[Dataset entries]
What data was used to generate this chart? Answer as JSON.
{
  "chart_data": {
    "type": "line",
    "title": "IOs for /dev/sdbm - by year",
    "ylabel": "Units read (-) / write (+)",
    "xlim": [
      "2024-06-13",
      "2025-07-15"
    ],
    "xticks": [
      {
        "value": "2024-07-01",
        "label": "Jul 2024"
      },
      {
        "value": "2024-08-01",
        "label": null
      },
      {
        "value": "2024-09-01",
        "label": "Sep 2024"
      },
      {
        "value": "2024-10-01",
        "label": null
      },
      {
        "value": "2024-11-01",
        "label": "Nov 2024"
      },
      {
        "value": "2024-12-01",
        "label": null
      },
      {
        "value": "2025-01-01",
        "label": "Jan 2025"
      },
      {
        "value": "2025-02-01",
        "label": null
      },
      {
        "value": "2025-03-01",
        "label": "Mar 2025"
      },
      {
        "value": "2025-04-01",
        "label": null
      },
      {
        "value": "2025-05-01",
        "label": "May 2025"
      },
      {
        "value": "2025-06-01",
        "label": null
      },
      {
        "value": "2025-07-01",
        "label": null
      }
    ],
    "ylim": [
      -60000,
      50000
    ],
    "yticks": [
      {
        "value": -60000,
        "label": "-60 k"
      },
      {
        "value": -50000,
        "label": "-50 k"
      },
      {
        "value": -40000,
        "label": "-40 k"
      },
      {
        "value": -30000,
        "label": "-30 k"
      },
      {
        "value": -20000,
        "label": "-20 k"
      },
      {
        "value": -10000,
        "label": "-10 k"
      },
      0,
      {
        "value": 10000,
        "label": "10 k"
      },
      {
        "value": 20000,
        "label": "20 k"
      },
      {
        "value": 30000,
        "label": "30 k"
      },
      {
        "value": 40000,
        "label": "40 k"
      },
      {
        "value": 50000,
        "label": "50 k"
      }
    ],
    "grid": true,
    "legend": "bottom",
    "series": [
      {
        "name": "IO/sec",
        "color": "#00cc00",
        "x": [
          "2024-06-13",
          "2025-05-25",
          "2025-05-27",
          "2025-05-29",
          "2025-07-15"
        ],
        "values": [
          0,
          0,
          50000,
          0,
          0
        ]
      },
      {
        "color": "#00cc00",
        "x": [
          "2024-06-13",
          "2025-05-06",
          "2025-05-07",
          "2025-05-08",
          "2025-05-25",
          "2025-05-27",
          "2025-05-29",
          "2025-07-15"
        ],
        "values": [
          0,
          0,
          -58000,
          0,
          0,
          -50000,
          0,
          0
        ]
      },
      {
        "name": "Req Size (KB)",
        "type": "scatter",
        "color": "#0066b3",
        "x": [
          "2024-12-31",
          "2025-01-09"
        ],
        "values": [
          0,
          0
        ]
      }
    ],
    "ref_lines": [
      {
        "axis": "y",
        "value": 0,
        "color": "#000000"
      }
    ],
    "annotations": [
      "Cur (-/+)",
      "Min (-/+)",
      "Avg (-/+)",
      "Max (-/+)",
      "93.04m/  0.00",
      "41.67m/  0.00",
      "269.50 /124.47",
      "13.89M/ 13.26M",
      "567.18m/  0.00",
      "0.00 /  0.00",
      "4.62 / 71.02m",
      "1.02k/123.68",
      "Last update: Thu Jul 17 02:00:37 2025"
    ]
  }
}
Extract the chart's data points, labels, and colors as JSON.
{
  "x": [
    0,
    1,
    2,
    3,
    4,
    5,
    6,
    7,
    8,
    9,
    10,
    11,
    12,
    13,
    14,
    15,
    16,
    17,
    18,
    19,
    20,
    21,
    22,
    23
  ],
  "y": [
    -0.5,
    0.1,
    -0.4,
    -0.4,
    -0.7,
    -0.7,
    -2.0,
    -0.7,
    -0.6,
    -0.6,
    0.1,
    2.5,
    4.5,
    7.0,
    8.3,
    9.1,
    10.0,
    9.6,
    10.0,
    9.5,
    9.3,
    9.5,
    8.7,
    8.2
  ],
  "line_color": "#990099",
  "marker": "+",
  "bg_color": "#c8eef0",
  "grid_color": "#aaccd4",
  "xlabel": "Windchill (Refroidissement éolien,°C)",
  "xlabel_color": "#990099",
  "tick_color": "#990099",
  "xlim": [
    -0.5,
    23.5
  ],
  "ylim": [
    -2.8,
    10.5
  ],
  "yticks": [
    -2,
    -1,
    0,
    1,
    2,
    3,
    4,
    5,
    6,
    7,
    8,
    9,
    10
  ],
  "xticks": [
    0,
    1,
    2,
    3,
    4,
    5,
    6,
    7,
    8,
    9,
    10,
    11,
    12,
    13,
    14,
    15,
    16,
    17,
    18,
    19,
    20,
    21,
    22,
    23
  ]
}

## The task
Nothing should be left out: return all of the records exactly.

## Problem solution
What data was used to generate this chart? Answer as JSON.
{
  "chart_data": {
    "type": "line",
    "title": "IOs for /dev/sdbm - by year",
    "ylabel": "Units read (-) / write (+)",
    "xlim": [
      "2024-06-13",
      "2025-07-15"
    ],
    "xticks": [
      {
        "value": "2024-07-01",
        "label": "Jul 2024"
      },
      {
        "value": "2024-08-01",
        "label": null
      },
      {
        "value": "2024-09-01",
        "label": "Sep 2024"
      },
      {
        "value": "2024-10-01",
        "label": null
      },
      {
        "value": "2024-11-01",
        "label": "Nov 2024"
      },
      {
        "value": "2024-12-01",
        "label": null
      },
      {
        "value": "2025-01-01",
        "label": "Jan 2025"
      },
      {
        "value": "2025-02-01",
        "label": null
      },
      {
        "value": "2025-03-01",
        "label": "Mar 2025"
      },
      {
        "value": "2025-04-01",
        "label": null
      },
      {
        "value": "2025-05-01",
        "label": "May 2025"
      },
      {
        "value": "2025-06-01",
        "label": null
      },
      {
        "value": "2025-07-01",
        "label": null
      }
    ],
    "ylim": [
      -60000,
      50000
    ],
    "yticks": [
      {
        "value": -60000,
        "label": "-60 k"
      },
      {
        "value": -50000,
        "label": "-50 k"
      },
      {
        "value": -40000,
        "label": "-40 k"
      },
      {
        "value": -30000,
        "label": "-30 k"
      },
      {
        "value": -20000,
        "label": "-20 k"
      },
      {
        "value": -10000,
        "label": "-10 k"
      },
      0,
      {
        "value": 10000,
        "label": "10 k"
      },
      {
        "value": 20000,
        "label": "20 k"
      },
      {
        "value": 30000,
        "label": "30 k"
      },
      {
        "value": 40000,
        "label": "40 k"
      },
      {
        "value": 50000,
        "label": "50 k"
      }
    ],
    "grid": true,
    "legend": "bottom",
    "series": [
      {
        "name": "IO/sec",
        "color": "#00cc00",
        "x": [
          "2024-06-13",
          "2025-05-25",
          "2025-05-27",
          "2025-05-29",
          "2025-07-15"
        ],
        "values": [
          0,
          0,
          50000,
          0,
          0
        ]
      },
      {
        "color": "#00cc00",
        "x": [
          "2024-06-13",
          "2025-05-06",
          "2025-05-07",
          "2025-05-08",
          "2025-05-25",
          "2025-05-27",
          "2025-05-29",
          "2025-07-15"
        ],
        "values": [
          0,
          0,
          -58000,
          0,
          0,
          -50000,
          0,
          0
        ]
      },
      {
        "name": "Req Size (KB)",
        "type": "scatter",
        "color": "#0066b3",
        "x": [
          "2024-12-31",
          "2025-01-09"
        ],
        "values": [
          0,
          0
        ]
      }
    ],
    "ref_lines": [
      {
        "axis": "y",
        "value": 0,
        "color": "#000000"
      }
    ],
    "annotations": [
      "Cur (-/+)",
      "Min (-/+)",
      "Avg (-/+)",
      "Max (-/+)",
      "93.04m/  0.00",
      "41.67m/  0.00",
      "269.50 /124.47",
      "13.89M/ 13.26M",
      "567.18m/  0.00",
      "0.00 /  0.00",
      "4.62 / 71.02m",
      "1.02k/123.68",
      "Last update: Thu Jul 17 02:00:37 2025"
    ]
  }
}
Extract the chart's data points, labels, and colors as JSON.
{
  "x": [
    0,
    1,
    2,
    3,
    4,
    5,
    6,
    7,
    8,
    9,
    10,
    11,
    12,
    13,
    14,
    15,
    16,
    17,
    18,
    19,
    20,
    21,
    22,
    23
  ],
  "y": [
    -0.5,
    0.1,
    -0.4,
    -0.4,
    -0.7,
    -0.7,
    -2.0,
    -0.7,
    -0.6,
    -0.6,
    0.1,
    2.5,
    4.5,
    7.0,
    8.3,
    9.1,
    10.0,
    9.6,
    10.0,
    9.5,
    9.3,
    9.5,
    8.7,
    8.2
  ],
  "line_color": "#990099",
  "marker": "+",
  "bg_color": "#c8eef0",
  "grid_color": "#aaccd4",
  "xlabel": "Windchill (Refroidissement éolien,°C)",
  "xlabel_color": "#990099",
  "tick_color": "#990099",
  "xlim": [
    -0.5,
    23.5
  ],
  "ylim": [
    -2.8,
    10.5
  ],
  "yticks": [
    -2,
    -1,
    0,
    1,
    2,
    3,
    4,
    5,
    6,
    7,
    8,
    9,
    10
  ],
  "xticks": [
    0,
    1,
    2,
    3,
    4,
    5,
    6,
    7,
    8,
    9,
    10,
    11,
    12,
    13,
    14,
    15,
    16,
    17,
    18,
    19,
    20,
    21,
    22,
    23
  ]
}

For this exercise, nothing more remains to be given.